§ **SHORT EXERCISE**
Wherever a line below holds the word "ylabel", copy that line.

§ **SUPPLIED RECORDS**
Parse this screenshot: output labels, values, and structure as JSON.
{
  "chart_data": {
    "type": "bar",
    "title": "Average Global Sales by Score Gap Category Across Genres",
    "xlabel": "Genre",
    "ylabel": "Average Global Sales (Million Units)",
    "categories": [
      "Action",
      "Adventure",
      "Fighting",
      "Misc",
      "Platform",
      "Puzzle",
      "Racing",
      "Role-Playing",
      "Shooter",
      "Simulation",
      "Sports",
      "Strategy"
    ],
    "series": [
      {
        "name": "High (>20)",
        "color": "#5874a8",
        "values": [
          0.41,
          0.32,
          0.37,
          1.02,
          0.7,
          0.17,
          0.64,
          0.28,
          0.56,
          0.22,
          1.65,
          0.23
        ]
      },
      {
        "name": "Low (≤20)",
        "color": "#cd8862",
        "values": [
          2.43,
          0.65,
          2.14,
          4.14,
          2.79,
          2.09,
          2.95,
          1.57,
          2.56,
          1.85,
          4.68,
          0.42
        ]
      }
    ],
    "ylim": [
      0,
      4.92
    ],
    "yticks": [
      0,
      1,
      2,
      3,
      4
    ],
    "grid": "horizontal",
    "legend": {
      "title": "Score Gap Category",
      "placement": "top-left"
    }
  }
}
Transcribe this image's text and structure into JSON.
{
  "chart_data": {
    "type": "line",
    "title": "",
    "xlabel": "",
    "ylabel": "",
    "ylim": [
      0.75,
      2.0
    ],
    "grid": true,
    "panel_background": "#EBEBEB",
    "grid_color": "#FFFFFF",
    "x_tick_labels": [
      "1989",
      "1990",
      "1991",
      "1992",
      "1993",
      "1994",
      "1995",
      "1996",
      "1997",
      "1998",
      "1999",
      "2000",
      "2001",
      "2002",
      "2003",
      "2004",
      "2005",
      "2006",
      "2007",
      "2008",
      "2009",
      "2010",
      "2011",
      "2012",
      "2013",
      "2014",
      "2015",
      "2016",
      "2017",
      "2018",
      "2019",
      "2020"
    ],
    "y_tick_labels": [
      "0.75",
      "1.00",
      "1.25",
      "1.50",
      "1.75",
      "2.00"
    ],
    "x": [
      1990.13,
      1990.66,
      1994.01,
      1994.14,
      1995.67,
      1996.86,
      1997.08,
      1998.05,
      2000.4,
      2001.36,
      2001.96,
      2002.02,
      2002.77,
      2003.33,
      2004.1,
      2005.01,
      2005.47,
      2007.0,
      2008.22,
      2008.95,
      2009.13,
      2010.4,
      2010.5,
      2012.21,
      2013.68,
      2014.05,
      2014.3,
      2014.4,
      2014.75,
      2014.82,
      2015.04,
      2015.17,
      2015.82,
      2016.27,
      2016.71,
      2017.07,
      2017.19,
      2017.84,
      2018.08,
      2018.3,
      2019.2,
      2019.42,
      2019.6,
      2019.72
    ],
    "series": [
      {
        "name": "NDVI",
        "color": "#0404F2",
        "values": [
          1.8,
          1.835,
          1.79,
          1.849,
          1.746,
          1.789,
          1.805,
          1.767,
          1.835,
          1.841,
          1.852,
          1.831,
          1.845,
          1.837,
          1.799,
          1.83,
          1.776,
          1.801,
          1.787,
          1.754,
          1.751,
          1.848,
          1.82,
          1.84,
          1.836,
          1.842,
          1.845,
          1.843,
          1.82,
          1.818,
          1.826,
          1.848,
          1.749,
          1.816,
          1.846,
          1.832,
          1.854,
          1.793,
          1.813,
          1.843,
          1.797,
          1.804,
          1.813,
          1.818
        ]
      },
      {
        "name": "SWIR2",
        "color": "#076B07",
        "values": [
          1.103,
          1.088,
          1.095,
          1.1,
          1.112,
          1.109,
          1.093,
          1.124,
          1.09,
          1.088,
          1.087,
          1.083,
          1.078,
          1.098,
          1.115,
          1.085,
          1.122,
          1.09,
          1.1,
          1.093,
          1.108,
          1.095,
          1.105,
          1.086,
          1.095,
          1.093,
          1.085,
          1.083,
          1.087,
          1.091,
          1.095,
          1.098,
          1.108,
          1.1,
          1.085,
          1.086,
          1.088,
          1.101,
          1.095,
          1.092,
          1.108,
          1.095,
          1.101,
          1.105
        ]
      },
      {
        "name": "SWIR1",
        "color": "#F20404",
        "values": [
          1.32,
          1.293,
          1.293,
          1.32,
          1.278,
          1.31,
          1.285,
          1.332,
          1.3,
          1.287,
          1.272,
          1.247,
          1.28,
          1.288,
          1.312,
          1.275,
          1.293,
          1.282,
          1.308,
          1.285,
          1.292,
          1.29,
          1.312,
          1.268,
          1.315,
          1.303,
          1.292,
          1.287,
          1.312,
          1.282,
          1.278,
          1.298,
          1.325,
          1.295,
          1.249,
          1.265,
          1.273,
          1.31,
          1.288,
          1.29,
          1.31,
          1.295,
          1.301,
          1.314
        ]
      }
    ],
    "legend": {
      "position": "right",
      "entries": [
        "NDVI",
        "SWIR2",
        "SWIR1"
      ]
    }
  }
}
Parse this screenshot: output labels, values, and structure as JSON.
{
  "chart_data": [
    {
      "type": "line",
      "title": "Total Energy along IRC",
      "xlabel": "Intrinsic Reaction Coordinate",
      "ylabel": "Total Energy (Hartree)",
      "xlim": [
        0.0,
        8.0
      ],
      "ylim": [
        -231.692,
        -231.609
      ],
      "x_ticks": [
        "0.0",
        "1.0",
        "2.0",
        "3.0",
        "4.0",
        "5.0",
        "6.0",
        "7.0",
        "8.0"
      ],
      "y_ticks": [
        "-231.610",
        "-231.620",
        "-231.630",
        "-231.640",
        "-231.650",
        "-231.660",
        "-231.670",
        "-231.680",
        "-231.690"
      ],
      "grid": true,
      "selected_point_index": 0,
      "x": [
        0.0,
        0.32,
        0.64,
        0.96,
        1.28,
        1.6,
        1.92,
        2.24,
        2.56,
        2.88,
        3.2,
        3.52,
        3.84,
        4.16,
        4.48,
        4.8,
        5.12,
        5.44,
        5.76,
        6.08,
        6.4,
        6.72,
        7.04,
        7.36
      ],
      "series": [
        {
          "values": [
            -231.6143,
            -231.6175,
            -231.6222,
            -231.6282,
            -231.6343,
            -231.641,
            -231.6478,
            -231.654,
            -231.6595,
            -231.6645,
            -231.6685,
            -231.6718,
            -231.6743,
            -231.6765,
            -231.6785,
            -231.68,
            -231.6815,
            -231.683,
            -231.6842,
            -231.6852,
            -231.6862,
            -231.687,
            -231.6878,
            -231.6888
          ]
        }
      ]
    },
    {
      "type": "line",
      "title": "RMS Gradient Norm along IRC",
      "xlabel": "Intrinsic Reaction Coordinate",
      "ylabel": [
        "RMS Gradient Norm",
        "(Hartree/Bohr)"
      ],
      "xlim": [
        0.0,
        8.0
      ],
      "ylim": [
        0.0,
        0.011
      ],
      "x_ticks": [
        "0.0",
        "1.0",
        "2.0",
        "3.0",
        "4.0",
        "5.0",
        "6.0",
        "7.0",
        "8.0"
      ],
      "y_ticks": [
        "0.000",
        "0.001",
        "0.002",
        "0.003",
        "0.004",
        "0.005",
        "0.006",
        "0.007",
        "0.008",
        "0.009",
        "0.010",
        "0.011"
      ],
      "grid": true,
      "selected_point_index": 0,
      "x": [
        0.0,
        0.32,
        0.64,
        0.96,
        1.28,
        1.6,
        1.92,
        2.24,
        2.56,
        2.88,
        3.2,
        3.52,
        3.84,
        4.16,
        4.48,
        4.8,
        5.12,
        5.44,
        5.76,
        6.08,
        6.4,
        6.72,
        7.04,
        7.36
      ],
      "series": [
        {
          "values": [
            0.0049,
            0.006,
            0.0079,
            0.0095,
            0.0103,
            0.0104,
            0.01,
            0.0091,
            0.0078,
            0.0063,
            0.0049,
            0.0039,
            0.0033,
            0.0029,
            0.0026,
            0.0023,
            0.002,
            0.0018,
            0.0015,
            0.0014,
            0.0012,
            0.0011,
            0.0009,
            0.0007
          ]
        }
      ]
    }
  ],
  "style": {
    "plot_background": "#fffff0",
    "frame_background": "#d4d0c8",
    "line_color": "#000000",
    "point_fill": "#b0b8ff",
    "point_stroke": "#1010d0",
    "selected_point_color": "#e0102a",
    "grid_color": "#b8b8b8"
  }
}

§ **OUTPUT FOR THIS EXERCISE**
    "ylabel": "Average Global Sales (Million Units)",
    "ylabel": "",
      "ylabel": "Total Energy (Hartree)",
      "ylabel": [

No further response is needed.